* What to work on *
Of all the lines in the data below, how many contain "Temp"? Report that number alone.

>> START Task data

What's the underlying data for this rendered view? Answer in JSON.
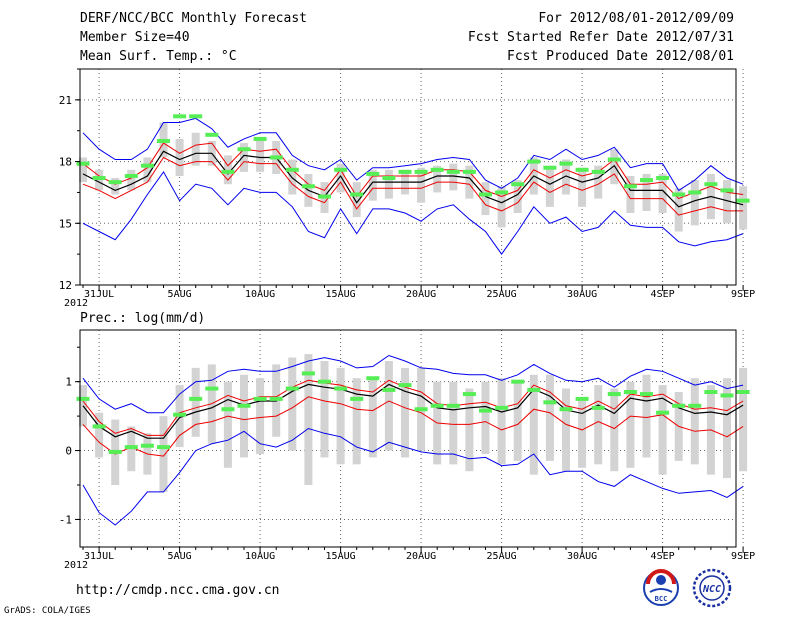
{
  "header": {
    "title": "DERF/NCC/BCC Monthly Forecast",
    "member_size": "Member Size=40",
    "variable": "Mean Surf. Temp.: °C",
    "period": "For 2012/08/01-2012/09/09",
    "started": "Fcst Started Refer Date 2012/07/31",
    "produced": "Fcst Produced Date 2012/08/01"
  },
  "footer": {
    "url": "http://cmdp.ncc.cma.gov.cn",
    "grads": "GrADS: COLA/IGES",
    "bcc_logo_text": "BCC",
    "ncc_logo_text": "NCC"
  },
  "colors": {
    "envelope": "#0000ee",
    "spread": "#ee0000",
    "mean": "#000000",
    "box": "#d3d3d3",
    "marker": "#55ee55",
    "grid": "#666666"
  },
  "chart_data": [
    {
      "type": "line",
      "title": "Mean Surf. Temp.: °C",
      "x_days": 41,
      "x_tick_labels": [
        "31JUL",
        "5AUG",
        "10AUG",
        "15AUG",
        "20AUG",
        "25AUG",
        "30AUG",
        "4SEP",
        "9SEP"
      ],
      "x_year_label": "2012",
      "ylim": [
        12,
        22.5
      ],
      "y_ticks": [
        12,
        15,
        18,
        21
      ],
      "series": [
        {
          "name": "max",
          "values": [
            19.4,
            18.6,
            18.1,
            18.1,
            18.6,
            19.9,
            19.9,
            20.1,
            19.6,
            18.7,
            19.1,
            19.4,
            19.4,
            18.3,
            17.8,
            17.6,
            18.1,
            17.1,
            17.7,
            17.7,
            17.8,
            17.9,
            18.1,
            18.2,
            18.1,
            17.1,
            16.7,
            17.2,
            18.3,
            18.1,
            18.6,
            18.1,
            18.3,
            18.7,
            17.7,
            17.9,
            17.9,
            16.6,
            17.1,
            17.8,
            17.2,
            16.9
          ]
        },
        {
          "name": "upper",
          "values": [
            17.9,
            17.3,
            16.9,
            17.2,
            17.7,
            18.9,
            18.4,
            18.8,
            18.9,
            17.8,
            18.6,
            18.5,
            18.6,
            17.6,
            16.9,
            16.6,
            17.6,
            16.3,
            17.3,
            17.3,
            17.3,
            17.3,
            17.6,
            17.6,
            17.5,
            16.6,
            16.3,
            16.6,
            17.6,
            17.2,
            17.6,
            17.3,
            17.5,
            18.1,
            16.9,
            16.9,
            17.0,
            16.2,
            16.5,
            16.8,
            16.5,
            16.4
          ]
        },
        {
          "name": "mean",
          "values": [
            17.4,
            17.0,
            16.6,
            16.9,
            17.3,
            18.5,
            18.1,
            18.4,
            18.4,
            17.4,
            18.3,
            18.2,
            18.2,
            17.2,
            16.6,
            16.3,
            17.3,
            16.0,
            17.0,
            17.0,
            17.0,
            17.0,
            17.3,
            17.3,
            17.2,
            16.3,
            16.0,
            16.4,
            17.3,
            16.9,
            17.3,
            17.0,
            17.2,
            17.8,
            16.6,
            16.6,
            16.6,
            15.8,
            16.1,
            16.3,
            16.1,
            15.9
          ]
        },
        {
          "name": "lower",
          "values": [
            16.9,
            16.6,
            16.2,
            16.6,
            17.0,
            18.2,
            17.8,
            18.0,
            18.0,
            17.1,
            18.0,
            17.9,
            17.9,
            16.9,
            16.3,
            16.0,
            17.0,
            15.7,
            16.7,
            16.7,
            16.7,
            16.7,
            17.0,
            17.0,
            16.9,
            15.9,
            15.6,
            16.0,
            17.0,
            16.5,
            16.9,
            16.6,
            16.9,
            17.4,
            16.2,
            16.2,
            16.2,
            15.4,
            15.6,
            15.8,
            15.6,
            15.6
          ]
        },
        {
          "name": "min",
          "values": [
            15.0,
            14.6,
            14.2,
            15.2,
            16.4,
            17.5,
            16.1,
            16.9,
            16.7,
            15.9,
            16.7,
            16.5,
            16.5,
            15.8,
            14.6,
            14.3,
            15.7,
            14.5,
            15.7,
            15.7,
            15.5,
            15.1,
            15.7,
            15.9,
            15.2,
            14.6,
            13.5,
            14.6,
            15.8,
            15.0,
            15.3,
            14.6,
            14.8,
            15.6,
            14.9,
            14.8,
            14.8,
            14.1,
            13.9,
            14.1,
            14.2,
            14.5
          ]
        }
      ],
      "boxes": [
        [
          17.0,
          18.2
        ],
        [
          16.6,
          17.6
        ],
        [
          16.4,
          17.2
        ],
        [
          16.6,
          17.6
        ],
        [
          17.0,
          18.2
        ],
        [
          18.2,
          19.9
        ],
        [
          17.3,
          19.1
        ],
        [
          17.8,
          19.4
        ],
        [
          17.8,
          19.0
        ],
        [
          16.9,
          18.3
        ],
        [
          17.5,
          18.9
        ],
        [
          17.5,
          19.2
        ],
        [
          17.4,
          19.0
        ],
        [
          16.4,
          18.1
        ],
        [
          15.8,
          17.4
        ],
        [
          15.5,
          17.0
        ],
        [
          16.5,
          17.9
        ],
        [
          15.3,
          17.0
        ],
        [
          16.1,
          17.6
        ],
        [
          16.2,
          17.6
        ],
        [
          16.4,
          17.6
        ],
        [
          16.0,
          17.7
        ],
        [
          16.5,
          17.8
        ],
        [
          16.6,
          17.9
        ],
        [
          16.2,
          17.8
        ],
        [
          15.4,
          17.0
        ],
        [
          14.8,
          16.8
        ],
        [
          15.5,
          17.1
        ],
        [
          16.4,
          18.2
        ],
        [
          15.8,
          17.8
        ],
        [
          16.4,
          18.1
        ],
        [
          15.8,
          17.7
        ],
        [
          16.2,
          17.8
        ],
        [
          16.9,
          18.6
        ],
        [
          15.5,
          17.3
        ],
        [
          15.6,
          17.4
        ],
        [
          15.5,
          17.4
        ],
        [
          14.6,
          16.7
        ],
        [
          14.9,
          17.1
        ],
        [
          15.2,
          17.4
        ],
        [
          15.0,
          17.1
        ],
        [
          14.7,
          16.8
        ]
      ],
      "markers": [
        17.9,
        17.2,
        17.0,
        17.3,
        17.8,
        19.0,
        20.2,
        20.2,
        19.3,
        17.5,
        18.6,
        19.1,
        18.2,
        17.6,
        16.8,
        16.3,
        17.6,
        16.4,
        17.4,
        17.2,
        17.5,
        17.5,
        17.6,
        17.5,
        17.5,
        16.4,
        16.5,
        16.9,
        18.0,
        17.7,
        17.9,
        17.6,
        17.5,
        18.1,
        16.8,
        17.1,
        17.2,
        16.4,
        16.5,
        16.9,
        16.6,
        16.1
      ]
    },
    {
      "type": "line",
      "title": "Prec.: log(mm/d)",
      "x_days": 41,
      "x_tick_labels": [
        "31JUL",
        "5AUG",
        "10AUG",
        "15AUG",
        "20AUG",
        "25AUG",
        "30AUG",
        "4SEP",
        "9SEP"
      ],
      "x_year_label": "2012",
      "ylim": [
        -1.4,
        1.75
      ],
      "y_ticks": [
        -1,
        0,
        1
      ],
      "series": [
        {
          "name": "max",
          "values": [
            1.05,
            0.75,
            0.6,
            0.68,
            0.55,
            0.55,
            0.82,
            1.0,
            1.02,
            1.15,
            1.18,
            1.15,
            1.15,
            1.22,
            1.3,
            1.35,
            1.3,
            1.2,
            1.22,
            1.38,
            1.3,
            1.2,
            1.18,
            1.12,
            1.1,
            1.1,
            1.02,
            1.1,
            1.25,
            1.12,
            1.02,
            1.0,
            1.05,
            0.92,
            1.08,
            1.18,
            1.15,
            1.05,
            0.95,
            1.0,
            0.9,
            0.95
          ]
        },
        {
          "name": "upper",
          "values": [
            0.72,
            0.42,
            0.25,
            0.32,
            0.22,
            0.22,
            0.55,
            0.62,
            0.68,
            0.8,
            0.72,
            0.78,
            0.78,
            0.92,
            1.02,
            0.98,
            0.95,
            0.88,
            0.85,
            1.02,
            0.92,
            0.85,
            0.68,
            0.65,
            0.68,
            0.7,
            0.62,
            0.68,
            0.95,
            0.85,
            0.65,
            0.6,
            0.72,
            0.6,
            0.82,
            0.78,
            0.82,
            0.68,
            0.6,
            0.62,
            0.58,
            0.72
          ]
        },
        {
          "name": "mean",
          "values": [
            0.65,
            0.35,
            0.2,
            0.28,
            0.18,
            0.18,
            0.48,
            0.56,
            0.62,
            0.74,
            0.66,
            0.72,
            0.72,
            0.86,
            0.96,
            0.92,
            0.89,
            0.82,
            0.79,
            0.96,
            0.86,
            0.79,
            0.62,
            0.59,
            0.62,
            0.64,
            0.56,
            0.62,
            0.89,
            0.79,
            0.59,
            0.54,
            0.66,
            0.54,
            0.76,
            0.72,
            0.76,
            0.62,
            0.54,
            0.56,
            0.52,
            0.66
          ]
        },
        {
          "name": "lower",
          "values": [
            0.38,
            0.12,
            -0.05,
            0.05,
            -0.05,
            -0.08,
            0.22,
            0.38,
            0.42,
            0.5,
            0.45,
            0.48,
            0.5,
            0.62,
            0.78,
            0.72,
            0.68,
            0.6,
            0.58,
            0.72,
            0.62,
            0.55,
            0.4,
            0.38,
            0.38,
            0.42,
            0.3,
            0.38,
            0.6,
            0.55,
            0.38,
            0.3,
            0.42,
            0.32,
            0.5,
            0.48,
            0.52,
            0.35,
            0.28,
            0.3,
            0.2,
            0.35
          ]
        },
        {
          "name": "min",
          "values": [
            -0.5,
            -0.9,
            -1.08,
            -0.88,
            -0.6,
            -0.6,
            -0.32,
            0.0,
            0.1,
            0.15,
            0.28,
            0.1,
            0.05,
            0.15,
            0.32,
            0.25,
            0.2,
            0.05,
            -0.02,
            0.12,
            0.05,
            -0.02,
            -0.05,
            -0.05,
            -0.12,
            -0.1,
            -0.22,
            -0.2,
            -0.05,
            -0.35,
            -0.3,
            -0.3,
            -0.45,
            -0.52,
            -0.35,
            -0.45,
            -0.55,
            -0.62,
            -0.6,
            -0.58,
            -0.68,
            -0.52
          ]
        }
      ],
      "boxes": [
        [
          0.35,
          0.95
        ],
        [
          -0.1,
          0.55
        ],
        [
          -0.5,
          0.45
        ],
        [
          -0.3,
          0.35
        ],
        [
          -0.35,
          0.25
        ],
        [
          -0.6,
          0.5
        ],
        [
          0.05,
          0.95
        ],
        [
          0.2,
          1.2
        ],
        [
          0.1,
          1.25
        ],
        [
          -0.25,
          1.0
        ],
        [
          -0.1,
          1.1
        ],
        [
          -0.05,
          1.05
        ],
        [
          0.2,
          1.25
        ],
        [
          0.0,
          1.35
        ],
        [
          -0.5,
          1.4
        ],
        [
          -0.1,
          1.3
        ],
        [
          -0.2,
          1.2
        ],
        [
          -0.2,
          1.05
        ],
        [
          -0.1,
          1.05
        ],
        [
          0.0,
          1.3
        ],
        [
          -0.1,
          1.2
        ],
        [
          0.0,
          1.2
        ],
        [
          -0.2,
          1.0
        ],
        [
          -0.2,
          1.0
        ],
        [
          -0.3,
          0.9
        ],
        [
          -0.05,
          1.0
        ],
        [
          -0.2,
          1.05
        ],
        [
          -0.15,
          1.0
        ],
        [
          -0.35,
          1.1
        ],
        [
          -0.15,
          1.1
        ],
        [
          -0.3,
          0.9
        ],
        [
          -0.25,
          0.75
        ],
        [
          -0.2,
          0.95
        ],
        [
          -0.3,
          0.9
        ],
        [
          -0.25,
          1.0
        ],
        [
          -0.1,
          1.1
        ],
        [
          -0.35,
          0.95
        ],
        [
          -0.15,
          0.85
        ],
        [
          -0.2,
          1.05
        ],
        [
          -0.35,
          0.95
        ],
        [
          -0.4,
          1.05
        ],
        [
          -0.3,
          1.2
        ]
      ],
      "markers": [
        0.75,
        0.35,
        -0.02,
        0.05,
        0.07,
        0.05,
        0.52,
        0.75,
        0.9,
        0.6,
        0.65,
        0.75,
        0.75,
        0.9,
        1.12,
        1.0,
        0.9,
        0.75,
        1.05,
        0.88,
        0.95,
        0.6,
        0.65,
        0.65,
        0.82,
        0.58,
        0.62,
        1.0,
        0.88,
        0.7,
        0.6,
        0.75,
        0.62,
        0.82,
        0.85,
        0.82,
        0.55,
        0.65,
        0.65,
        0.85,
        0.8,
        0.85
      ]
    }
  ]
}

>> END Task data

* Output below *
2